(Collection entries)
━━━━

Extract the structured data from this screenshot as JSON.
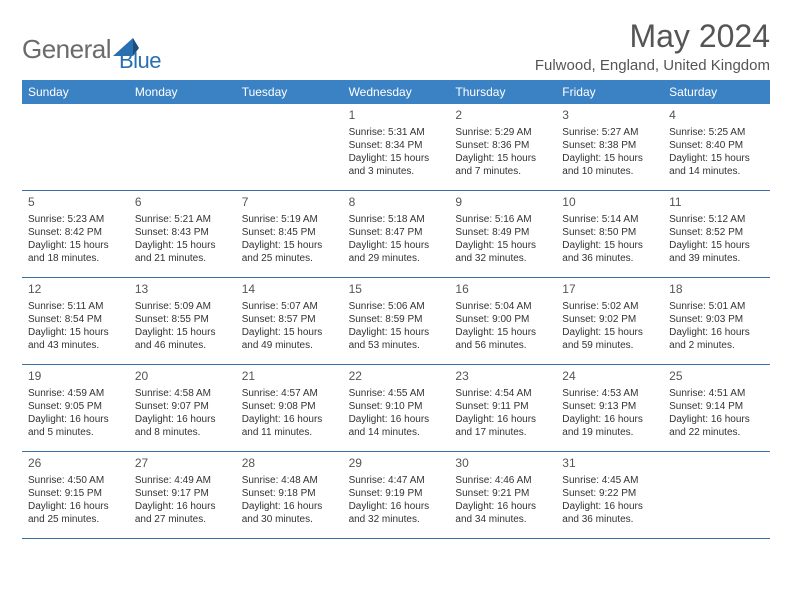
{
  "logo": {
    "word1": "General",
    "word2": "Blue"
  },
  "title": "May 2024",
  "location": "Fulwood, England, United Kingdom",
  "colors": {
    "header_bg": "#3b82c4",
    "header_text": "#ffffff",
    "border": "#3b6ea5",
    "logo_gray": "#6b6b6b",
    "logo_blue": "#2a6fb0",
    "title_color": "#555555"
  },
  "day_names": [
    "Sunday",
    "Monday",
    "Tuesday",
    "Wednesday",
    "Thursday",
    "Friday",
    "Saturday"
  ],
  "weeks": [
    [
      null,
      null,
      null,
      {
        "n": "1",
        "sr": "Sunrise: 5:31 AM",
        "ss": "Sunset: 8:34 PM",
        "dl1": "Daylight: 15 hours",
        "dl2": "and 3 minutes."
      },
      {
        "n": "2",
        "sr": "Sunrise: 5:29 AM",
        "ss": "Sunset: 8:36 PM",
        "dl1": "Daylight: 15 hours",
        "dl2": "and 7 minutes."
      },
      {
        "n": "3",
        "sr": "Sunrise: 5:27 AM",
        "ss": "Sunset: 8:38 PM",
        "dl1": "Daylight: 15 hours",
        "dl2": "and 10 minutes."
      },
      {
        "n": "4",
        "sr": "Sunrise: 5:25 AM",
        "ss": "Sunset: 8:40 PM",
        "dl1": "Daylight: 15 hours",
        "dl2": "and 14 minutes."
      }
    ],
    [
      {
        "n": "5",
        "sr": "Sunrise: 5:23 AM",
        "ss": "Sunset: 8:42 PM",
        "dl1": "Daylight: 15 hours",
        "dl2": "and 18 minutes."
      },
      {
        "n": "6",
        "sr": "Sunrise: 5:21 AM",
        "ss": "Sunset: 8:43 PM",
        "dl1": "Daylight: 15 hours",
        "dl2": "and 21 minutes."
      },
      {
        "n": "7",
        "sr": "Sunrise: 5:19 AM",
        "ss": "Sunset: 8:45 PM",
        "dl1": "Daylight: 15 hours",
        "dl2": "and 25 minutes."
      },
      {
        "n": "8",
        "sr": "Sunrise: 5:18 AM",
        "ss": "Sunset: 8:47 PM",
        "dl1": "Daylight: 15 hours",
        "dl2": "and 29 minutes."
      },
      {
        "n": "9",
        "sr": "Sunrise: 5:16 AM",
        "ss": "Sunset: 8:49 PM",
        "dl1": "Daylight: 15 hours",
        "dl2": "and 32 minutes."
      },
      {
        "n": "10",
        "sr": "Sunrise: 5:14 AM",
        "ss": "Sunset: 8:50 PM",
        "dl1": "Daylight: 15 hours",
        "dl2": "and 36 minutes."
      },
      {
        "n": "11",
        "sr": "Sunrise: 5:12 AM",
        "ss": "Sunset: 8:52 PM",
        "dl1": "Daylight: 15 hours",
        "dl2": "and 39 minutes."
      }
    ],
    [
      {
        "n": "12",
        "sr": "Sunrise: 5:11 AM",
        "ss": "Sunset: 8:54 PM",
        "dl1": "Daylight: 15 hours",
        "dl2": "and 43 minutes."
      },
      {
        "n": "13",
        "sr": "Sunrise: 5:09 AM",
        "ss": "Sunset: 8:55 PM",
        "dl1": "Daylight: 15 hours",
        "dl2": "and 46 minutes."
      },
      {
        "n": "14",
        "sr": "Sunrise: 5:07 AM",
        "ss": "Sunset: 8:57 PM",
        "dl1": "Daylight: 15 hours",
        "dl2": "and 49 minutes."
      },
      {
        "n": "15",
        "sr": "Sunrise: 5:06 AM",
        "ss": "Sunset: 8:59 PM",
        "dl1": "Daylight: 15 hours",
        "dl2": "and 53 minutes."
      },
      {
        "n": "16",
        "sr": "Sunrise: 5:04 AM",
        "ss": "Sunset: 9:00 PM",
        "dl1": "Daylight: 15 hours",
        "dl2": "and 56 minutes."
      },
      {
        "n": "17",
        "sr": "Sunrise: 5:02 AM",
        "ss": "Sunset: 9:02 PM",
        "dl1": "Daylight: 15 hours",
        "dl2": "and 59 minutes."
      },
      {
        "n": "18",
        "sr": "Sunrise: 5:01 AM",
        "ss": "Sunset: 9:03 PM",
        "dl1": "Daylight: 16 hours",
        "dl2": "and 2 minutes."
      }
    ],
    [
      {
        "n": "19",
        "sr": "Sunrise: 4:59 AM",
        "ss": "Sunset: 9:05 PM",
        "dl1": "Daylight: 16 hours",
        "dl2": "and 5 minutes."
      },
      {
        "n": "20",
        "sr": "Sunrise: 4:58 AM",
        "ss": "Sunset: 9:07 PM",
        "dl1": "Daylight: 16 hours",
        "dl2": "and 8 minutes."
      },
      {
        "n": "21",
        "sr": "Sunrise: 4:57 AM",
        "ss": "Sunset: 9:08 PM",
        "dl1": "Daylight: 16 hours",
        "dl2": "and 11 minutes."
      },
      {
        "n": "22",
        "sr": "Sunrise: 4:55 AM",
        "ss": "Sunset: 9:10 PM",
        "dl1": "Daylight: 16 hours",
        "dl2": "and 14 minutes."
      },
      {
        "n": "23",
        "sr": "Sunrise: 4:54 AM",
        "ss": "Sunset: 9:11 PM",
        "dl1": "Daylight: 16 hours",
        "dl2": "and 17 minutes."
      },
      {
        "n": "24",
        "sr": "Sunrise: 4:53 AM",
        "ss": "Sunset: 9:13 PM",
        "dl1": "Daylight: 16 hours",
        "dl2": "and 19 minutes."
      },
      {
        "n": "25",
        "sr": "Sunrise: 4:51 AM",
        "ss": "Sunset: 9:14 PM",
        "dl1": "Daylight: 16 hours",
        "dl2": "and 22 minutes."
      }
    ],
    [
      {
        "n": "26",
        "sr": "Sunrise: 4:50 AM",
        "ss": "Sunset: 9:15 PM",
        "dl1": "Daylight: 16 hours",
        "dl2": "and 25 minutes."
      },
      {
        "n": "27",
        "sr": "Sunrise: 4:49 AM",
        "ss": "Sunset: 9:17 PM",
        "dl1": "Daylight: 16 hours",
        "dl2": "and 27 minutes."
      },
      {
        "n": "28",
        "sr": "Sunrise: 4:48 AM",
        "ss": "Sunset: 9:18 PM",
        "dl1": "Daylight: 16 hours",
        "dl2": "and 30 minutes."
      },
      {
        "n": "29",
        "sr": "Sunrise: 4:47 AM",
        "ss": "Sunset: 9:19 PM",
        "dl1": "Daylight: 16 hours",
        "dl2": "and 32 minutes."
      },
      {
        "n": "30",
        "sr": "Sunrise: 4:46 AM",
        "ss": "Sunset: 9:21 PM",
        "dl1": "Daylight: 16 hours",
        "dl2": "and 34 minutes."
      },
      {
        "n": "31",
        "sr": "Sunrise: 4:45 AM",
        "ss": "Sunset: 9:22 PM",
        "dl1": "Daylight: 16 hours",
        "dl2": "and 36 minutes."
      },
      null
    ]
  ]
}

━━━━

*THE PROBLEM*: Without the pictures, extract every entry verbatim.

*EXERCISE RESPONSE*:
Extract the structured data from this screenshot as JSON.
{
  "logo": {
    "word1": "General",
    "word2": "Blue"
  },
  "title": "May 2024",
  "location": "Fulwood, England, United Kingdom",
  "colors": {
    "header_bg": "#3b82c4",
    "header_text": "#ffffff",
    "border": "#3b6ea5",
    "logo_gray": "#6b6b6b",
    "logo_blue": "#2a6fb0",
    "title_color": "#555555"
  },
  "day_names": [
    "Sunday",
    "Monday",
    "Tuesday",
    "Wednesday",
    "Thursday",
    "Friday",
    "Saturday"
  ],
  "weeks": [
    [
      null,
      null,
      null,
      {
        "n": "1",
        "sr": "Sunrise: 5:31 AM",
        "ss": "Sunset: 8:34 PM",
        "dl1": "Daylight: 15 hours",
        "dl2": "and 3 minutes."
      },
      {
        "n": "2",
        "sr": "Sunrise: 5:29 AM",
        "ss": "Sunset: 8:36 PM",
        "dl1": "Daylight: 15 hours",
        "dl2": "and 7 minutes."
      },
      {
        "n": "3",
        "sr": "Sunrise: 5:27 AM",
        "ss": "Sunset: 8:38 PM",
        "dl1": "Daylight: 15 hours",
        "dl2": "and 10 minutes."
      },
      {
        "n": "4",
        "sr": "Sunrise: 5:25 AM",
        "ss": "Sunset: 8:40 PM",
        "dl1": "Daylight: 15 hours",
        "dl2": "and 14 minutes."
      }
    ],
    [
      {
        "n": "5",
        "sr": "Sunrise: 5:23 AM",
        "ss": "Sunset: 8:42 PM",
        "dl1": "Daylight: 15 hours",
        "dl2": "and 18 minutes."
      },
      {
        "n": "6",
        "sr": "Sunrise: 5:21 AM",
        "ss": "Sunset: 8:43 PM",
        "dl1": "Daylight: 15 hours",
        "dl2": "and 21 minutes."
      },
      {
        "n": "7",
        "sr": "Sunrise: 5:19 AM",
        "ss": "Sunset: 8:45 PM",
        "dl1": "Daylight: 15 hours",
        "dl2": "and 25 minutes."
      },
      {
        "n": "8",
        "sr": "Sunrise: 5:18 AM",
        "ss": "Sunset: 8:47 PM",
        "dl1": "Daylight: 15 hours",
        "dl2": "and 29 minutes."
      },
      {
        "n": "9",
        "sr": "Sunrise: 5:16 AM",
        "ss": "Sunset: 8:49 PM",
        "dl1": "Daylight: 15 hours",
        "dl2": "and 32 minutes."
      },
      {
        "n": "10",
        "sr": "Sunrise: 5:14 AM",
        "ss": "Sunset: 8:50 PM",
        "dl1": "Daylight: 15 hours",
        "dl2": "and 36 minutes."
      },
      {
        "n": "11",
        "sr": "Sunrise: 5:12 AM",
        "ss": "Sunset: 8:52 PM",
        "dl1": "Daylight: 15 hours",
        "dl2": "and 39 minutes."
      }
    ],
    [
      {
        "n": "12",
        "sr": "Sunrise: 5:11 AM",
        "ss": "Sunset: 8:54 PM",
        "dl1": "Daylight: 15 hours",
        "dl2": "and 43 minutes."
      },
      {
        "n": "13",
        "sr": "Sunrise: 5:09 AM",
        "ss": "Sunset: 8:55 PM",
        "dl1": "Daylight: 15 hours",
        "dl2": "and 46 minutes."
      },
      {
        "n": "14",
        "sr": "Sunrise: 5:07 AM",
        "ss": "Sunset: 8:57 PM",
        "dl1": "Daylight: 15 hours",
        "dl2": "and 49 minutes."
      },
      {
        "n": "15",
        "sr": "Sunrise: 5:06 AM",
        "ss": "Sunset: 8:59 PM",
        "dl1": "Daylight: 15 hours",
        "dl2": "and 53 minutes."
      },
      {
        "n": "16",
        "sr": "Sunrise: 5:04 AM",
        "ss": "Sunset: 9:00 PM",
        "dl1": "Daylight: 15 hours",
        "dl2": "and 56 minutes."
      },
      {
        "n": "17",
        "sr": "Sunrise: 5:02 AM",
        "ss": "Sunset: 9:02 PM",
        "dl1": "Daylight: 15 hours",
        "dl2": "and 59 minutes."
      },
      {
        "n": "18",
        "sr": "Sunrise: 5:01 AM",
        "ss": "Sunset: 9:03 PM",
        "dl1": "Daylight: 16 hours",
        "dl2": "and 2 minutes."
      }
    ],
    [
      {
        "n": "19",
        "sr": "Sunrise: 4:59 AM",
        "ss": "Sunset: 9:05 PM",
        "dl1": "Daylight: 16 hours",
        "dl2": "and 5 minutes."
      },
      {
        "n": "20",
        "sr": "Sunrise: 4:58 AM",
        "ss": "Sunset: 9:07 PM",
        "dl1": "Daylight: 16 hours",
        "dl2": "and 8 minutes."
      },
      {
        "n": "21",
        "sr": "Sunrise: 4:57 AM",
        "ss": "Sunset: 9:08 PM",
        "dl1": "Daylight: 16 hours",
        "dl2": "and 11 minutes."
      },
      {
        "n": "22",
        "sr": "Sunrise: 4:55 AM",
        "ss": "Sunset: 9:10 PM",
        "dl1": "Daylight: 16 hours",
        "dl2": "and 14 minutes."
      },
      {
        "n": "23",
        "sr": "Sunrise: 4:54 AM",
        "ss": "Sunset: 9:11 PM",
        "dl1": "Daylight: 16 hours",
        "dl2": "and 17 minutes."
      },
      {
        "n": "24",
        "sr": "Sunrise: 4:53 AM",
        "ss": "Sunset: 9:13 PM",
        "dl1": "Daylight: 16 hours",
        "dl2": "and 19 minutes."
      },
      {
        "n": "25",
        "sr": "Sunrise: 4:51 AM",
        "ss": "Sunset: 9:14 PM",
        "dl1": "Daylight: 16 hours",
        "dl2": "and 22 minutes."
      }
    ],
    [
      {
        "n": "26",
        "sr": "Sunrise: 4:50 AM",
        "ss": "Sunset: 9:15 PM",
        "dl1": "Daylight: 16 hours",
        "dl2": "and 25 minutes."
      },
      {
        "n": "27",
        "sr": "Sunrise: 4:49 AM",
        "ss": "Sunset: 9:17 PM",
        "dl1": "Daylight: 16 hours",
        "dl2": "and 27 minutes."
      },
      {
        "n": "28",
        "sr": "Sunrise: 4:48 AM",
        "ss": "Sunset: 9:18 PM",
        "dl1": "Daylight: 16 hours",
        "dl2": "and 30 minutes."
      },
      {
        "n": "29",
        "sr": "Sunrise: 4:47 AM",
        "ss": "Sunset: 9:19 PM",
        "dl1": "Daylight: 16 hours",
        "dl2": "and 32 minutes."
      },
      {
        "n": "30",
        "sr": "Sunrise: 4:46 AM",
        "ss": "Sunset: 9:21 PM",
        "dl1": "Daylight: 16 hours",
        "dl2": "and 34 minutes."
      },
      {
        "n": "31",
        "sr": "Sunrise: 4:45 AM",
        "ss": "Sunset: 9:22 PM",
        "dl1": "Daylight: 16 hours",
        "dl2": "and 36 minutes."
      },
      null
    ]
  ]
}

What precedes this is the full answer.